Dataset records

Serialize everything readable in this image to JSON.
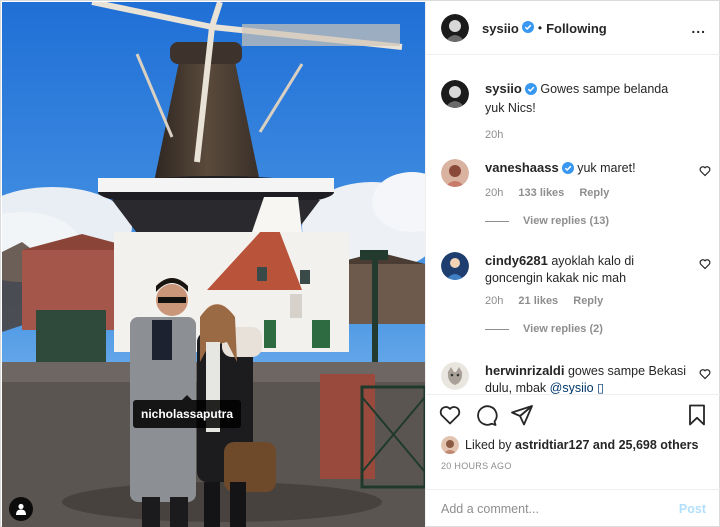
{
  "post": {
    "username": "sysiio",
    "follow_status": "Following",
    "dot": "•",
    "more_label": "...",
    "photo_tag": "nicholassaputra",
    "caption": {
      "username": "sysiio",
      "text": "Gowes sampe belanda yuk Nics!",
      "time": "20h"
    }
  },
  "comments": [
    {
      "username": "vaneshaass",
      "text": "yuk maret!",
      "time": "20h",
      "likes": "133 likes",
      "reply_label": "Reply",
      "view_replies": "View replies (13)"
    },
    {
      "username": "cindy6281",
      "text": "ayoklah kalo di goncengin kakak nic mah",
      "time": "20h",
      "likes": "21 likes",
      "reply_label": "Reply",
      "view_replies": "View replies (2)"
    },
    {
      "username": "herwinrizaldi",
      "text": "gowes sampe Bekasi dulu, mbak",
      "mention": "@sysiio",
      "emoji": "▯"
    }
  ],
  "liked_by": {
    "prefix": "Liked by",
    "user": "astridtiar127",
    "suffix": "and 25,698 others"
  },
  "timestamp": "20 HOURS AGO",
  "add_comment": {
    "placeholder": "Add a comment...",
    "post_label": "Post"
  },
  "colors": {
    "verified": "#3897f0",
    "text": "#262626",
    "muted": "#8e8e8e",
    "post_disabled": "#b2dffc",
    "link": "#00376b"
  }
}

==

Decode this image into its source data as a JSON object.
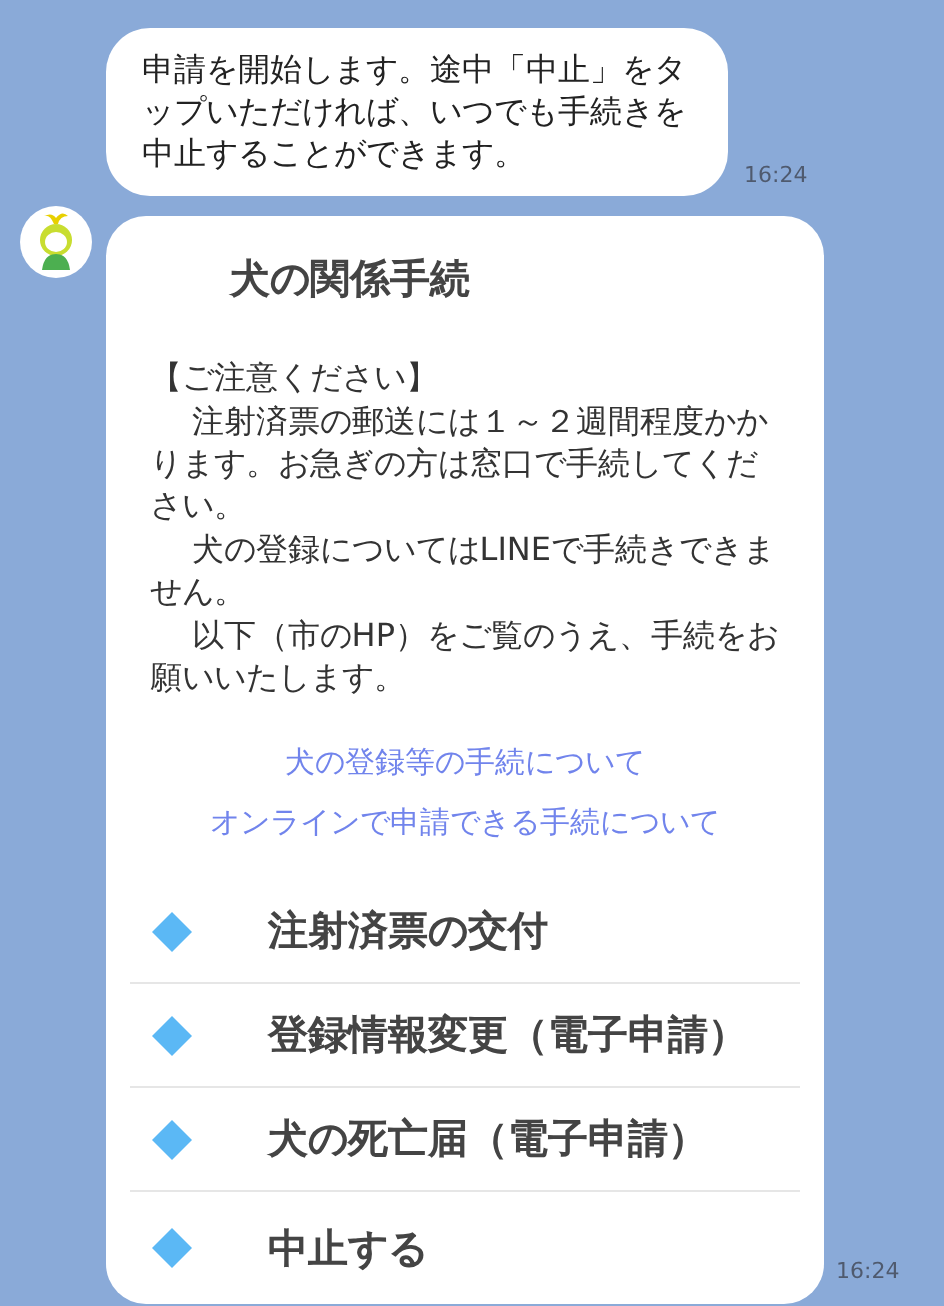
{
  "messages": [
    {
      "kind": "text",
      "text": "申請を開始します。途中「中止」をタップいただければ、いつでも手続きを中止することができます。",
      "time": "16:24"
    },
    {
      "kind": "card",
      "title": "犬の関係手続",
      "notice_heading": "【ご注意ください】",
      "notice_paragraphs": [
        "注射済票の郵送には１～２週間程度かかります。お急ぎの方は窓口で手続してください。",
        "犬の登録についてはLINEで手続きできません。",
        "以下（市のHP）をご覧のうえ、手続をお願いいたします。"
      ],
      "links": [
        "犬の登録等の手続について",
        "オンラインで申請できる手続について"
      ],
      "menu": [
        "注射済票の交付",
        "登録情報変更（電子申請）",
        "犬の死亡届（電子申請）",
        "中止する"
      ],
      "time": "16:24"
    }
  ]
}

- [Direction] Tally the lines in the records above that contain the word "image", and give only that number.

- [Solved exercise] 2